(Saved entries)
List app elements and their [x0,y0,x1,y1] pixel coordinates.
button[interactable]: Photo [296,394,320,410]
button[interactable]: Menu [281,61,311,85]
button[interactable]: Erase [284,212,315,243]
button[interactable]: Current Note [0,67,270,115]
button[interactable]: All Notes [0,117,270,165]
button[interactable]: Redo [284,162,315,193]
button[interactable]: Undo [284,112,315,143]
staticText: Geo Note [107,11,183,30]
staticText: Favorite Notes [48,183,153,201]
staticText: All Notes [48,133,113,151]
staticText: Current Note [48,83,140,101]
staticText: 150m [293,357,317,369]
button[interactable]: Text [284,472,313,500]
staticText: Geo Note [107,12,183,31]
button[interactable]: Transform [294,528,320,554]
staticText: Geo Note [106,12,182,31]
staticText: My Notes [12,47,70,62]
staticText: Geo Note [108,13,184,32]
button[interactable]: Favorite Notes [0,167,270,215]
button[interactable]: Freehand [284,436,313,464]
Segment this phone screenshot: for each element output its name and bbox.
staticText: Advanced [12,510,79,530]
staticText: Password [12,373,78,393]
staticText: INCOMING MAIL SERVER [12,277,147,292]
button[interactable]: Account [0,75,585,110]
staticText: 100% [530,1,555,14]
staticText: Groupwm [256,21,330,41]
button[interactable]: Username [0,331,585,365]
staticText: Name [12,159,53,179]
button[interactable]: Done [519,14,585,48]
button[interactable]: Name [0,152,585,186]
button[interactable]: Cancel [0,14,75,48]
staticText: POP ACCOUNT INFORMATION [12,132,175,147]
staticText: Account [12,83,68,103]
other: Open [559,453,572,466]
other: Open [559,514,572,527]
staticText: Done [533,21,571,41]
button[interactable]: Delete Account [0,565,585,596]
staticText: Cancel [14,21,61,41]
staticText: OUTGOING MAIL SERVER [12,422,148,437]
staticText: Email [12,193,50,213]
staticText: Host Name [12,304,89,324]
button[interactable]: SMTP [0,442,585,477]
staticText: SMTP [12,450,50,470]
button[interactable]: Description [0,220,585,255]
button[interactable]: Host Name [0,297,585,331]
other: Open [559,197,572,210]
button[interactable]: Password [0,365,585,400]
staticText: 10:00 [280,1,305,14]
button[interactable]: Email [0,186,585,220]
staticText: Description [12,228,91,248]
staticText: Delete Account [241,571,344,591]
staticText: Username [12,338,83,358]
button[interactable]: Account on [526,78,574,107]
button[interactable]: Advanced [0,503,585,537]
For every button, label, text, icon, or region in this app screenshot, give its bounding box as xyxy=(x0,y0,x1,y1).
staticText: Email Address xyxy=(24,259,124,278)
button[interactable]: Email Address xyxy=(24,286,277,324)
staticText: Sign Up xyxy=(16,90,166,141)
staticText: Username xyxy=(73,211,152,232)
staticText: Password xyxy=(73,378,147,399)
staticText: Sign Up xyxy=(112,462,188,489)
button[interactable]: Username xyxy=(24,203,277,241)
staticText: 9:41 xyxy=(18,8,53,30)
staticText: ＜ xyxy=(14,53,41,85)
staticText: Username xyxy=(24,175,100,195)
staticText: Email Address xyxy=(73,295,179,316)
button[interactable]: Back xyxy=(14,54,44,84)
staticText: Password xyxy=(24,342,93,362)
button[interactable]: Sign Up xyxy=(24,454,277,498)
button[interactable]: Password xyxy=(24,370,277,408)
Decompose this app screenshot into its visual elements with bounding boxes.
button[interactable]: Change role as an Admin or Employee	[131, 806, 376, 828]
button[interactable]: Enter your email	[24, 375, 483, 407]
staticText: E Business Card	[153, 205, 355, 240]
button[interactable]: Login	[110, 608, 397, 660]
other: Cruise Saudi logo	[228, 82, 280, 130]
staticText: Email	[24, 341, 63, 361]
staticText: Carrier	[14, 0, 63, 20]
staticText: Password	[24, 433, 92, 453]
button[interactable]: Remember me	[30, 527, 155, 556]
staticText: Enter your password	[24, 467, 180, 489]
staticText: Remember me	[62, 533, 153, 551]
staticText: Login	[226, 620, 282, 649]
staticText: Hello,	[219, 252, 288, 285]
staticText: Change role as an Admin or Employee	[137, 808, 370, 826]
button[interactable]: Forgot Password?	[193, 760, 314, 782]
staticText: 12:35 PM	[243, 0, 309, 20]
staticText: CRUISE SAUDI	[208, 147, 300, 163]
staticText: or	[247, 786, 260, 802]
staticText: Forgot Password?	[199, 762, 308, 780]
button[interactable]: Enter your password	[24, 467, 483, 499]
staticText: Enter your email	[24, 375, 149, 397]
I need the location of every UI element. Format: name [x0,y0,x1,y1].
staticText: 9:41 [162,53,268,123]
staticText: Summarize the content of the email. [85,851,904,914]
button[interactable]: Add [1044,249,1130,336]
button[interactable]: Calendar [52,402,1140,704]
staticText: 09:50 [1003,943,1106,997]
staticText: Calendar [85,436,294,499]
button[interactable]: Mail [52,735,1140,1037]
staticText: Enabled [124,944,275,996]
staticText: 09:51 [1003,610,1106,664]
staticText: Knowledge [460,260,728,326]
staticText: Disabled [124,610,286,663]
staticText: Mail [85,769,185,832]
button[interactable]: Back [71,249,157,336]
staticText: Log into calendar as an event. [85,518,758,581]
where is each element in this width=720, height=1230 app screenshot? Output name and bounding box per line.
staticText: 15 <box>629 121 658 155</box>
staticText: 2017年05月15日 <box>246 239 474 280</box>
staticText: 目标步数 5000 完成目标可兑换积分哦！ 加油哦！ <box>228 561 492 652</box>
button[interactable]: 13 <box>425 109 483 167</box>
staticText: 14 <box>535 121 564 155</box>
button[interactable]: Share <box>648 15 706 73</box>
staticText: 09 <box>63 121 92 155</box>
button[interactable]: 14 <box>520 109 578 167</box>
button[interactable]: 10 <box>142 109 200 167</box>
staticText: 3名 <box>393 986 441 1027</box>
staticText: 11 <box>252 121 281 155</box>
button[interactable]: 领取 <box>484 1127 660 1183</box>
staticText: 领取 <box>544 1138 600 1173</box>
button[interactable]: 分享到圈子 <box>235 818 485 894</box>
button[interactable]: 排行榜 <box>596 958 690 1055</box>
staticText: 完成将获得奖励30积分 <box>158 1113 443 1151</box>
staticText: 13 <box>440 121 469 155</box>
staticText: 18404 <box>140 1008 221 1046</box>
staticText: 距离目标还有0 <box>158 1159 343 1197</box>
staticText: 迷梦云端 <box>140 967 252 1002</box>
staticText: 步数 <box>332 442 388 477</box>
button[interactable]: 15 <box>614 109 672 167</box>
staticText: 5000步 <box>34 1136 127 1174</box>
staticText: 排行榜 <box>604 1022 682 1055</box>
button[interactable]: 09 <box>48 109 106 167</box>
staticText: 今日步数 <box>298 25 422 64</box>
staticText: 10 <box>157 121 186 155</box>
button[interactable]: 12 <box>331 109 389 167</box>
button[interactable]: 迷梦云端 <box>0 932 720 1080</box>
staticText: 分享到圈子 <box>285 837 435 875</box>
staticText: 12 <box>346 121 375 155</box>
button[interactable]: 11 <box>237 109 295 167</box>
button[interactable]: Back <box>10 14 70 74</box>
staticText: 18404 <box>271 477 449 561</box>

◆ What you need to do: Reproduce every line of the entries above with no changes.

◆ Correct answer:
List app elements and their [x0,y0,x1,y1] pixel coordinates.
button[interactable]: Photo [296,394,320,410]
button[interactable]: Menu [281,61,311,85]
button[interactable]: Erase [284,212,315,243]
button[interactable]: Current Note [0,67,270,115]
button[interactable]: All Notes [0,117,270,165]
button[interactable]: Redo [284,162,315,193]
button[interactable]: Undo [284,112,315,143]
staticText: Geo Note [107,11,183,30]
staticText: Favorite Notes [48,183,153,201]
staticText: All Notes [48,133,113,151]
staticText: Current Note [48,83,140,101]
staticText: 150m [293,357,317,369]
button[interactable]: Text [284,472,313,500]
staticText: Geo Note [107,12,183,31]
button[interactable]: Transform [294,528,320,554]
staticText: Geo Note [106,12,182,31]
staticText: My Notes [12,47,70,62]
staticText: Geo Note [108,13,184,32]
button[interactable]: Favorite Notes [0,167,270,215]
button[interactable]: Freehand [284,436,313,464]
Segment this phone screenshot: for each element output its name and bbox.
staticText: Advanced [12,510,79,530]
staticText: Password [12,373,78,393]
staticText: INCOMING MAIL SERVER [12,277,147,292]
button[interactable]: Account [0,75,585,110]
staticText: 100% [530,1,555,14]
staticText: Groupwm [256,21,330,41]
button[interactable]: Username [0,331,585,365]
staticText: Name [12,159,53,179]
button[interactable]: Done [519,14,585,48]
button[interactable]: Name [0,152,585,186]
button[interactable]: Cancel [0,14,75,48]
staticText: POP ACCOUNT INFORMATION [12,132,175,147]
staticText: Account [12,83,68,103]
other: Open [559,453,572,466]
other: Open [559,514,572,527]
staticText: Done [533,21,571,41]
button[interactable]: Delete Account [0,565,585,596]
staticText: Cancel [14,21,61,41]
staticText: OUTGOING MAIL SERVER [12,422,148,437]
staticText: Email [12,193,50,213]
staticText: Host Name [12,304,89,324]
button[interactable]: SMTP [0,442,585,477]
staticText: SMTP [12,450,50,470]
button[interactable]: Description [0,220,585,255]
button[interactable]: Host Name [0,297,585,331]
other: Open [559,197,572,210]
button[interactable]: Password [0,365,585,400]
staticText: 10:00 [280,1,305,14]
button[interactable]: Email [0,186,585,220]
staticText: Description [12,228,91,248]
staticText: Delete Account [241,571,344,591]
staticText: Username [12,338,83,358]
button[interactable]: Account on [526,78,574,107]
button[interactable]: Advanced [0,503,585,537]
For every button, label, text, icon, or region in this app screenshot, give its bounding box as xyxy=(x0,y0,x1,y1).
staticText: Email Address xyxy=(24,259,124,278)
button[interactable]: Email Address xyxy=(24,286,277,324)
staticText: Sign Up xyxy=(16,90,166,141)
staticText: Username xyxy=(73,211,152,232)
staticText: Password xyxy=(73,378,147,399)
staticText: Sign Up xyxy=(112,462,188,489)
button[interactable]: Username xyxy=(24,203,277,241)
staticText: 9:41 xyxy=(18,8,53,30)
staticText: ＜ xyxy=(14,53,41,85)
staticText: Username xyxy=(24,175,100,195)
staticText: Email Address xyxy=(73,295,179,316)
button[interactable]: Back xyxy=(14,54,44,84)
staticText: Password xyxy=(24,342,93,362)
button[interactable]: Sign Up xyxy=(24,454,277,498)
button[interactable]: Password xyxy=(24,370,277,408)
Decompose this app screenshot into its visual elements with bounding boxes.
button[interactable]: Change role as an Admin or Employee	[131, 806, 376, 828]
button[interactable]: Enter your email	[24, 375, 483, 407]
staticText: E Business Card	[153, 205, 355, 240]
button[interactable]: Login	[110, 608, 397, 660]
other: Cruise Saudi logo	[228, 82, 280, 130]
staticText: Email	[24, 341, 63, 361]
staticText: Carrier	[14, 0, 63, 20]
staticText: Password	[24, 433, 92, 453]
button[interactable]: Remember me	[30, 527, 155, 556]
staticText: Enter your password	[24, 467, 180, 489]
staticText: Remember me	[62, 533, 153, 551]
staticText: Login	[226, 620, 282, 649]
staticText: Hello,	[219, 252, 288, 285]
staticText: Change role as an Admin or Employee	[137, 808, 370, 826]
button[interactable]: Forgot Password?	[193, 760, 314, 782]
staticText: 12:35 PM	[243, 0, 309, 20]
staticText: CRUISE SAUDI	[208, 147, 300, 163]
staticText: or	[247, 786, 260, 802]
staticText: Forgot Password?	[199, 762, 308, 780]
button[interactable]: Enter your password	[24, 467, 483, 499]
staticText: Enter your email	[24, 375, 149, 397]
I need the location of every UI element. Format: name [x0,y0,x1,y1].
staticText: 9:41 [162,53,268,123]
staticText: Summarize the content of the email. [85,851,904,914]
button[interactable]: Add [1044,249,1130,336]
button[interactable]: Calendar [52,402,1140,704]
staticText: 09:50 [1003,943,1106,997]
staticText: Calendar [85,436,294,499]
button[interactable]: Mail [52,735,1140,1037]
staticText: Enabled [124,944,275,996]
staticText: 09:51 [1003,610,1106,664]
staticText: Knowledge [460,260,728,326]
staticText: Disabled [124,610,286,663]
staticText: Mail [85,769,185,832]
button[interactable]: Back [71,249,157,336]
staticText: Log into calendar as an event. [85,518,758,581]
where is each element in this width=720, height=1230 app screenshot? Output name and bounding box per line.
staticText: 15 <box>629 121 658 155</box>
staticText: 2017年05月15日 <box>246 239 474 280</box>
staticText: 目标步数 5000 完成目标可兑换积分哦！ 加油哦！ <box>228 561 492 652</box>
button[interactable]: 13 <box>425 109 483 167</box>
staticText: 14 <box>535 121 564 155</box>
button[interactable]: Share <box>648 15 706 73</box>
staticText: 09 <box>63 121 92 155</box>
button[interactable]: 14 <box>520 109 578 167</box>
button[interactable]: 10 <box>142 109 200 167</box>
staticText: 3名 <box>393 986 441 1027</box>
staticText: 11 <box>252 121 281 155</box>
button[interactable]: 领取 <box>484 1127 660 1183</box>
staticText: 领取 <box>544 1138 600 1173</box>
button[interactable]: 分享到圈子 <box>235 818 485 894</box>
button[interactable]: 排行榜 <box>596 958 690 1055</box>
staticText: 完成将获得奖励30积分 <box>158 1113 443 1151</box>
staticText: 13 <box>440 121 469 155</box>
staticText: 18404 <box>140 1008 221 1046</box>
staticText: 距离目标还有0 <box>158 1159 343 1197</box>
staticText: 迷梦云端 <box>140 967 252 1002</box>
staticText: 步数 <box>332 442 388 477</box>
button[interactable]: 15 <box>614 109 672 167</box>
staticText: 5000步 <box>34 1136 127 1174</box>
staticText: 排行榜 <box>604 1022 682 1055</box>
button[interactable]: 09 <box>48 109 106 167</box>
staticText: 今日步数 <box>298 25 422 64</box>
staticText: 10 <box>157 121 186 155</box>
button[interactable]: 12 <box>331 109 389 167</box>
button[interactable]: 迷梦云端 <box>0 932 720 1080</box>
staticText: 分享到圈子 <box>285 837 435 875</box>
staticText: 12 <box>346 121 375 155</box>
button[interactable]: 11 <box>237 109 295 167</box>
button[interactable]: Back <box>10 14 70 74</box>
staticText: 18404 <box>271 477 449 561</box>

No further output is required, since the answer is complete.